▶ Data records:
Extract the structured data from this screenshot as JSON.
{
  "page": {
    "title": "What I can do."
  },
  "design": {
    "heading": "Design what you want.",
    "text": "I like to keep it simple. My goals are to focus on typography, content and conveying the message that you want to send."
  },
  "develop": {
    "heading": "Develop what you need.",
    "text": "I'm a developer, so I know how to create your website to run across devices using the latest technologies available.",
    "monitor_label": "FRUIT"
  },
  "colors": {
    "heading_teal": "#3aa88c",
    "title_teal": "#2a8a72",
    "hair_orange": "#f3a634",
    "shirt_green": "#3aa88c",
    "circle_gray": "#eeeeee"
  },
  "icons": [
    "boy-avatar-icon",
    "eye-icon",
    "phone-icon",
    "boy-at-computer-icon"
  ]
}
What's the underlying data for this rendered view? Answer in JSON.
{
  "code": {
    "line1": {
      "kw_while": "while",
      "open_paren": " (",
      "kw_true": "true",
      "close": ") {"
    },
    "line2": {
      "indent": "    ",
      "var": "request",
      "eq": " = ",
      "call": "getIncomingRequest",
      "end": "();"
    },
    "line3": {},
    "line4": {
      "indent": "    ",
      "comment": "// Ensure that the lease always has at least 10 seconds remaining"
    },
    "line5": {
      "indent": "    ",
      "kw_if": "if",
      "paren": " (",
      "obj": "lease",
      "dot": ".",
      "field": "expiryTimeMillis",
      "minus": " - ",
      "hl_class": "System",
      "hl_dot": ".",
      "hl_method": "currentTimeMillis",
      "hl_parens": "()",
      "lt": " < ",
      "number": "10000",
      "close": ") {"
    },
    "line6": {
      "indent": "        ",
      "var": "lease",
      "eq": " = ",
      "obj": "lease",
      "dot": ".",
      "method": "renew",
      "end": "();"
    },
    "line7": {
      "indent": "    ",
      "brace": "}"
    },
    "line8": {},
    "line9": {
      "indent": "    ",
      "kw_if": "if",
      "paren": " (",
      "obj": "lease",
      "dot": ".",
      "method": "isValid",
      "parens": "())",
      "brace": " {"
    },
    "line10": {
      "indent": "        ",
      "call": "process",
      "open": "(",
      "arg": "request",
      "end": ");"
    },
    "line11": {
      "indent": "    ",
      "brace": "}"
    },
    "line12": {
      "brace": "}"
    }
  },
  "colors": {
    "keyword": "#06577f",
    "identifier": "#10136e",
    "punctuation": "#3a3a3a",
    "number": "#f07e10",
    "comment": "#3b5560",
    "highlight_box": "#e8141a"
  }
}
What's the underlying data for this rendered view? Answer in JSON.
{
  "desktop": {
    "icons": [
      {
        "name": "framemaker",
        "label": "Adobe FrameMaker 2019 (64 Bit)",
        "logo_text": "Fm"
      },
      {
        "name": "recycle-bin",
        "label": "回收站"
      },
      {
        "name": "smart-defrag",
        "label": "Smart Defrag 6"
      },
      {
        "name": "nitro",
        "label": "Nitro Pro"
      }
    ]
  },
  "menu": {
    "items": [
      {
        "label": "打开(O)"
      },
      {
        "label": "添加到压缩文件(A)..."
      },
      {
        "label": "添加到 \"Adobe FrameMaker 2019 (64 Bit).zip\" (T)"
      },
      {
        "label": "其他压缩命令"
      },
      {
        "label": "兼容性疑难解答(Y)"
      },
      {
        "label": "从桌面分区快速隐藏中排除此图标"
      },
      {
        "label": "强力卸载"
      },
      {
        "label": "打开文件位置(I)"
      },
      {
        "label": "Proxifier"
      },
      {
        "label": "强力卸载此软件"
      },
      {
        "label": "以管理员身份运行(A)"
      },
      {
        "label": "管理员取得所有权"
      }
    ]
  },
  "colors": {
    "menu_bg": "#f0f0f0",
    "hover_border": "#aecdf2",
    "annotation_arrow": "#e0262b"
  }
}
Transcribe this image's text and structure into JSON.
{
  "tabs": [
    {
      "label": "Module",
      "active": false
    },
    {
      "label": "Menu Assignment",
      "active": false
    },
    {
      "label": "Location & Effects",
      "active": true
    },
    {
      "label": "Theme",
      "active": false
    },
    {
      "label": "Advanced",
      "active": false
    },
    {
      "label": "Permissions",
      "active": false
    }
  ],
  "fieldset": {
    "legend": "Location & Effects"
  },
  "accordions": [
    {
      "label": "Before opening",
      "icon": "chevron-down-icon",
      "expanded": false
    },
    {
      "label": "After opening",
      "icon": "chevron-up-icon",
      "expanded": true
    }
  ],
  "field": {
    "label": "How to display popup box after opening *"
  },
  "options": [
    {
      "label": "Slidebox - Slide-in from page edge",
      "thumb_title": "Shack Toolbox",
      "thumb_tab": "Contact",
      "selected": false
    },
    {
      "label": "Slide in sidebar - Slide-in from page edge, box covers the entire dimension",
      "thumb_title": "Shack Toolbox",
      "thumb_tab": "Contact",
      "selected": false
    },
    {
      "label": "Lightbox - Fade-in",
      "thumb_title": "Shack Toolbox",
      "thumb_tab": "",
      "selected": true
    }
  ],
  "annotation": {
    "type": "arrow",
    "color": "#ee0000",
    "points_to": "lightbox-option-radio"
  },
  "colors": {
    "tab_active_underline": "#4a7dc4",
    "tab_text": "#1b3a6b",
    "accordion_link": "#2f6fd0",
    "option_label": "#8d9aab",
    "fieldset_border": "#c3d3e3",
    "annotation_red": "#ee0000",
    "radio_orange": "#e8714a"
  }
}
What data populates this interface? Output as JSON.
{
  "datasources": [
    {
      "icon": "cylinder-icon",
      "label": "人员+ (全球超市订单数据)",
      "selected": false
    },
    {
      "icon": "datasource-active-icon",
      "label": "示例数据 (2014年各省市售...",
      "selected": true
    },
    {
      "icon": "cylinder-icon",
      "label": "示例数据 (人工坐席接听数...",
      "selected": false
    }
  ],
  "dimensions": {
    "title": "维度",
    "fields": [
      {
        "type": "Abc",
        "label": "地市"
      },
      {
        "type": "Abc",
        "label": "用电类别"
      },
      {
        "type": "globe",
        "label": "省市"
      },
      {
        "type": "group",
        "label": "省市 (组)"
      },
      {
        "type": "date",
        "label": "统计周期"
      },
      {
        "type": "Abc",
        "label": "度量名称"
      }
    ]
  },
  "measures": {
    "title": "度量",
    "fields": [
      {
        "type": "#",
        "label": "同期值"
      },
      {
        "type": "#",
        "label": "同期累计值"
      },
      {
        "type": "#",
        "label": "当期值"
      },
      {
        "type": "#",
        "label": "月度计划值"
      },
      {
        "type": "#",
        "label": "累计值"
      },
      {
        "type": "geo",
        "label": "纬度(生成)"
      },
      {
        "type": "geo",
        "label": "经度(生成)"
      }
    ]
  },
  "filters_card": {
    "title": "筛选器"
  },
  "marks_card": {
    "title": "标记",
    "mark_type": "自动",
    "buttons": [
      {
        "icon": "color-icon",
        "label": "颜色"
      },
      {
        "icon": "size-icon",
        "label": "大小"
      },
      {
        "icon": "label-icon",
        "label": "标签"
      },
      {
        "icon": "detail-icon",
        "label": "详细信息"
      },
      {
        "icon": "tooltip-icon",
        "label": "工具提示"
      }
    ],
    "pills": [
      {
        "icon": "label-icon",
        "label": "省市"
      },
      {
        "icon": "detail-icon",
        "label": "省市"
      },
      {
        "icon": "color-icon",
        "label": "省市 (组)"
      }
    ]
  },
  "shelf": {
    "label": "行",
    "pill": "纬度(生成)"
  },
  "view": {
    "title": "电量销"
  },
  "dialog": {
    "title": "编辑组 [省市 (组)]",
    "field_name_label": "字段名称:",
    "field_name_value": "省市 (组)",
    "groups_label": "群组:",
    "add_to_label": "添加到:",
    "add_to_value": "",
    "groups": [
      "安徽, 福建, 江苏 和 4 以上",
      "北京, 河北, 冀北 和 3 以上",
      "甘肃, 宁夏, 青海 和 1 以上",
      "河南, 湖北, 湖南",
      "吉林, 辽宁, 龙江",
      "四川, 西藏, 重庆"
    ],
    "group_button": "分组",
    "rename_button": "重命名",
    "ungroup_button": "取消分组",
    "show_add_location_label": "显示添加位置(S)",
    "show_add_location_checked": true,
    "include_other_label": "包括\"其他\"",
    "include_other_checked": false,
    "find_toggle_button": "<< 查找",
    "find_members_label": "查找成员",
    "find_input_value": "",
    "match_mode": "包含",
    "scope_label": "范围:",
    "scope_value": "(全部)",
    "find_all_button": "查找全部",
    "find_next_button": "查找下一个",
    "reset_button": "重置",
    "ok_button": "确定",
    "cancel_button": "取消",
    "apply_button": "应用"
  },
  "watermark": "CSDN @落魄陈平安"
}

▶ Work to do: Gather all the lines that include the word "call" and copy them out.

▶ Correct result:
      "call": "getIncomingRequest",
      "call": "process",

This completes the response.